**WHAT THE TASK ASKS**: Keep only the lines where "Drawup" appears.
Begin
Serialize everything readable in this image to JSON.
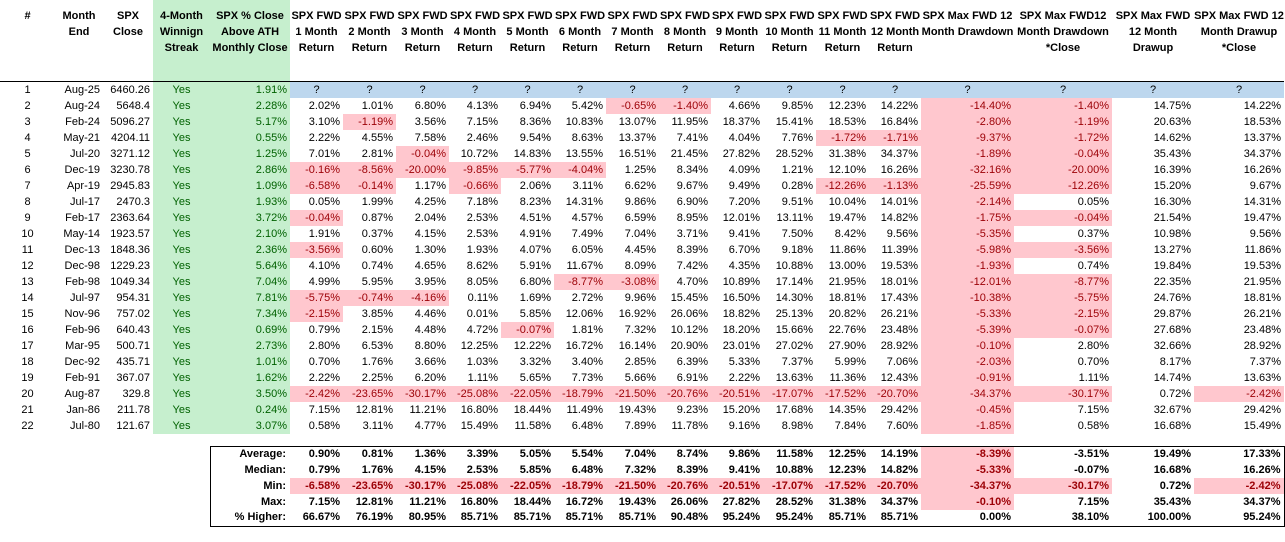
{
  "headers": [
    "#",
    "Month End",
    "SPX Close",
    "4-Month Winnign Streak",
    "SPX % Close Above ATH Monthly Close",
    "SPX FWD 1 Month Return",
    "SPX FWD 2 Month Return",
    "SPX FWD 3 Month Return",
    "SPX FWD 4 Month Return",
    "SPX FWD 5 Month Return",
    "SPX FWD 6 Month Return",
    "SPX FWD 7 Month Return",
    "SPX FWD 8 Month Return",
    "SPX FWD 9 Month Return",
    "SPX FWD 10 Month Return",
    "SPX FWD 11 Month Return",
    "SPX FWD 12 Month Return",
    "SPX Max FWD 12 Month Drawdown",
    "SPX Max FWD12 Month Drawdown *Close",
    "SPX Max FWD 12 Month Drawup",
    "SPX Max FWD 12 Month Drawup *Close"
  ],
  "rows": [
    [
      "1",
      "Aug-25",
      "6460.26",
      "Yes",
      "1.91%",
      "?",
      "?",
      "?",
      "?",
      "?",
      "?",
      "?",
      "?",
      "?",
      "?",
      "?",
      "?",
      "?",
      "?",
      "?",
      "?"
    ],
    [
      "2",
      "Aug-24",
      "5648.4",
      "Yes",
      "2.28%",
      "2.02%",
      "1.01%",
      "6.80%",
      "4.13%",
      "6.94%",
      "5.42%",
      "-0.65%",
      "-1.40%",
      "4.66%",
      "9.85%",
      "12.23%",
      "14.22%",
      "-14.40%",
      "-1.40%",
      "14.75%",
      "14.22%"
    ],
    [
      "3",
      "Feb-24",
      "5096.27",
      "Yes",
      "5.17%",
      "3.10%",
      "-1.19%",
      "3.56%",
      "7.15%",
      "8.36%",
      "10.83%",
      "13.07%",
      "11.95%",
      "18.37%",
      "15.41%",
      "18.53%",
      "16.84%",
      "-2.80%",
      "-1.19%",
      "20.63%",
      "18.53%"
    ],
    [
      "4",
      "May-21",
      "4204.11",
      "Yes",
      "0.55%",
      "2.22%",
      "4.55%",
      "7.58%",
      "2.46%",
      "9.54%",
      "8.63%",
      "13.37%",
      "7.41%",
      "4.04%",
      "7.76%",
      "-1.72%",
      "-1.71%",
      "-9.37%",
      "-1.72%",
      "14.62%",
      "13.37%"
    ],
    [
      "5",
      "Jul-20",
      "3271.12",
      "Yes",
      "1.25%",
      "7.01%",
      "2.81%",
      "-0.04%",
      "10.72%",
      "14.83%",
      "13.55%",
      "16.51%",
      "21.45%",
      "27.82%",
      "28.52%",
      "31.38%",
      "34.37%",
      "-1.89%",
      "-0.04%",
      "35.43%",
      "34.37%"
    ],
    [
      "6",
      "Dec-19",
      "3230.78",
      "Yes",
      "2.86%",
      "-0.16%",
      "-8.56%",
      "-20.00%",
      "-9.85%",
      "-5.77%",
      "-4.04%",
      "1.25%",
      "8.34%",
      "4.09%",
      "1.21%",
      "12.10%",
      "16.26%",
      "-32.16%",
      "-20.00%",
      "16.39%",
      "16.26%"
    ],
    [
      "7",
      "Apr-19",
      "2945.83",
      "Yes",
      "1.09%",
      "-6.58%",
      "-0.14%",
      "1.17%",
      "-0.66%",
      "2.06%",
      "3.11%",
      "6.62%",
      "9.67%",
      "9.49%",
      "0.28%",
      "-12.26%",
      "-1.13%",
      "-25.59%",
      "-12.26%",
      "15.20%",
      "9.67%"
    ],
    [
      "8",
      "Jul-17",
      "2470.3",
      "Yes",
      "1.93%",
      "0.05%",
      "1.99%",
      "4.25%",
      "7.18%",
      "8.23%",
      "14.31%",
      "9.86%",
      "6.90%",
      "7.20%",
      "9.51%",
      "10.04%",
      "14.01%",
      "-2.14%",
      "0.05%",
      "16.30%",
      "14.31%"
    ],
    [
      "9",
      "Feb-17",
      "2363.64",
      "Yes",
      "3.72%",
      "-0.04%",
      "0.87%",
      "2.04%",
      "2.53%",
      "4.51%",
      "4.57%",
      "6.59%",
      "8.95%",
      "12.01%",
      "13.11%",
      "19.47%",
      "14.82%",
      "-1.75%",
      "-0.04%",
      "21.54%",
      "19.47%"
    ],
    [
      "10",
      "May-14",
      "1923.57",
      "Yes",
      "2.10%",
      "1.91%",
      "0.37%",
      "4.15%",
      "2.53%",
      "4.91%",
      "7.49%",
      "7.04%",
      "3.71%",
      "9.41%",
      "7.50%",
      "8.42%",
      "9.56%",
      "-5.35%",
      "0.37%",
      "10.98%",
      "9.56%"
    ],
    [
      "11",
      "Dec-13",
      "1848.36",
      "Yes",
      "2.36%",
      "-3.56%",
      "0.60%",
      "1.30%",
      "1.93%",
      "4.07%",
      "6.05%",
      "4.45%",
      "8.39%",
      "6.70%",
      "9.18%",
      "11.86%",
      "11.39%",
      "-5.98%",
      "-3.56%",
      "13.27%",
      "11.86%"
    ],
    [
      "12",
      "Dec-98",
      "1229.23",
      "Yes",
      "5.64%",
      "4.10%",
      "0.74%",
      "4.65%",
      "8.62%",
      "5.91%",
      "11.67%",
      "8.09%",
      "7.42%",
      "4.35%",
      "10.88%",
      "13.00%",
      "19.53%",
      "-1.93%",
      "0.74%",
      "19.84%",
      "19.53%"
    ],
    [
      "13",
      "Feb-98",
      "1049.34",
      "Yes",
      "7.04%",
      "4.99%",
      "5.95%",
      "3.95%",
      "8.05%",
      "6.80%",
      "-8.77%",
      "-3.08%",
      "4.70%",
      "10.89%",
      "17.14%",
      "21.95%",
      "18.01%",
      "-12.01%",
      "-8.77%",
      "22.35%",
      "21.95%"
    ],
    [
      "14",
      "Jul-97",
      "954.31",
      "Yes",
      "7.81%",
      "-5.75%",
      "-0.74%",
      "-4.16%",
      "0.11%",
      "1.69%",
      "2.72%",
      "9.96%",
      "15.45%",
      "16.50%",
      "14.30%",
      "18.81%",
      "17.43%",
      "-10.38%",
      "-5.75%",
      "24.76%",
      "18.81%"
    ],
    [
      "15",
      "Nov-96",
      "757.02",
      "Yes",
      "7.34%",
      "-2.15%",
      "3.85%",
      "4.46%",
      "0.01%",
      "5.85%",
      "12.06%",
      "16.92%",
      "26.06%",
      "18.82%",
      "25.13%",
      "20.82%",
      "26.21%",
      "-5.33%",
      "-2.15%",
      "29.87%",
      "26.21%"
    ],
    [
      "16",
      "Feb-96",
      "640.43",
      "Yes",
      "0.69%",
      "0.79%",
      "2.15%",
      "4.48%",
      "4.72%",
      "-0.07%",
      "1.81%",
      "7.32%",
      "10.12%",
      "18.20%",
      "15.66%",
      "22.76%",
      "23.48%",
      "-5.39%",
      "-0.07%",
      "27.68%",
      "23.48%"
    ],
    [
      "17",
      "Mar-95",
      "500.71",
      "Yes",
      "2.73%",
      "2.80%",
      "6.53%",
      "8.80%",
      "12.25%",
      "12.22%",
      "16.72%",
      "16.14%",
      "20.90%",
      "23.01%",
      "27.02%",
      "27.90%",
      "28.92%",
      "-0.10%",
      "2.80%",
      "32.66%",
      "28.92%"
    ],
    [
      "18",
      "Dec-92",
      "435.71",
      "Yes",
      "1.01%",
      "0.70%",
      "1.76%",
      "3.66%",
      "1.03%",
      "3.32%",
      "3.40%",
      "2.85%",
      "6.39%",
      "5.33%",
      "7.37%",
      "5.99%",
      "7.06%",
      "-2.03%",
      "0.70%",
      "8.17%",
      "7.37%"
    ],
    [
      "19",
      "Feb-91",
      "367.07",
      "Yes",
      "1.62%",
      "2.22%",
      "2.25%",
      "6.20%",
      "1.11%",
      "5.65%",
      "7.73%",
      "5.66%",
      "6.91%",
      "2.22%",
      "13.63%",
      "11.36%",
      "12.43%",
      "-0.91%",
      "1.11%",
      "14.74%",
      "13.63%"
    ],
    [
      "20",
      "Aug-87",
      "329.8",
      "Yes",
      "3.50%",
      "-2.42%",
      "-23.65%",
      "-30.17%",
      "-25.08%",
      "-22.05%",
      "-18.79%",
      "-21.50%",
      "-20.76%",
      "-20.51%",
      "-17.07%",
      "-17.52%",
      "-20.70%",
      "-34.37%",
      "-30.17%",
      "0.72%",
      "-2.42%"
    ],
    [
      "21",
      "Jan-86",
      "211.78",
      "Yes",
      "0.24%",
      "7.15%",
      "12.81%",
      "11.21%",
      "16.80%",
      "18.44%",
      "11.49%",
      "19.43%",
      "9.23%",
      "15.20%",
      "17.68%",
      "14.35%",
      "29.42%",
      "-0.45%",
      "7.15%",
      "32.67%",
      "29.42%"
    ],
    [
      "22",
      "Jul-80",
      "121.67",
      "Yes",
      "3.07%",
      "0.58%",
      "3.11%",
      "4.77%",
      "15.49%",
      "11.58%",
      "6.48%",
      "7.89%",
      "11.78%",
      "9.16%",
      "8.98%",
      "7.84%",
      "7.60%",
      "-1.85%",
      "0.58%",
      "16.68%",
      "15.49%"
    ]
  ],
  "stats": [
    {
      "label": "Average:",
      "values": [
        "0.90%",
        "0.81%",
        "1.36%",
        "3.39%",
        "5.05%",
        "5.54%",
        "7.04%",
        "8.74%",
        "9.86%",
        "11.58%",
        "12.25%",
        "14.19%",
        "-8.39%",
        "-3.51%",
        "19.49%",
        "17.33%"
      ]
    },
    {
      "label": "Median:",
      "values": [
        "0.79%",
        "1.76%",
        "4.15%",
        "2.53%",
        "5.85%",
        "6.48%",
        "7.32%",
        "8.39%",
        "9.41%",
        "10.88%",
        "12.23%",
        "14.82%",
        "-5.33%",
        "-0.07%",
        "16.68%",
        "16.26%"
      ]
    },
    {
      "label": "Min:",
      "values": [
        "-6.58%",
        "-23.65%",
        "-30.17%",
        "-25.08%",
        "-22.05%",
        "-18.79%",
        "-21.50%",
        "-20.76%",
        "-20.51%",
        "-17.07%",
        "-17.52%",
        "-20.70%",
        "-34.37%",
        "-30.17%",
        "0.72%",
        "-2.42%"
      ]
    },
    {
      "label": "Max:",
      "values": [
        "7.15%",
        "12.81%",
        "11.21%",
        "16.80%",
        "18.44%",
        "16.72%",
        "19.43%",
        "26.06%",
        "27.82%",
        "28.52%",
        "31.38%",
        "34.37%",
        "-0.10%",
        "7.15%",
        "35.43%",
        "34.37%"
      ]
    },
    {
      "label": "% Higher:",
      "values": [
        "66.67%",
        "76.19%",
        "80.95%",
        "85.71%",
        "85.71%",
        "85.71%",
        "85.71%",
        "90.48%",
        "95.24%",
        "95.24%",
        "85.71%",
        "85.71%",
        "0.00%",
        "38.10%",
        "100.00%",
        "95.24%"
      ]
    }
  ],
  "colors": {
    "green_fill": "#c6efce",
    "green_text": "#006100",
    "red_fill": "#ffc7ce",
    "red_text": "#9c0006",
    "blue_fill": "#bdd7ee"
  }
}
End
**TASK ANSWER**:
    "SPX Max FWD 12 Month Drawup",
    "SPX Max FWD 12 Month Drawup *Close"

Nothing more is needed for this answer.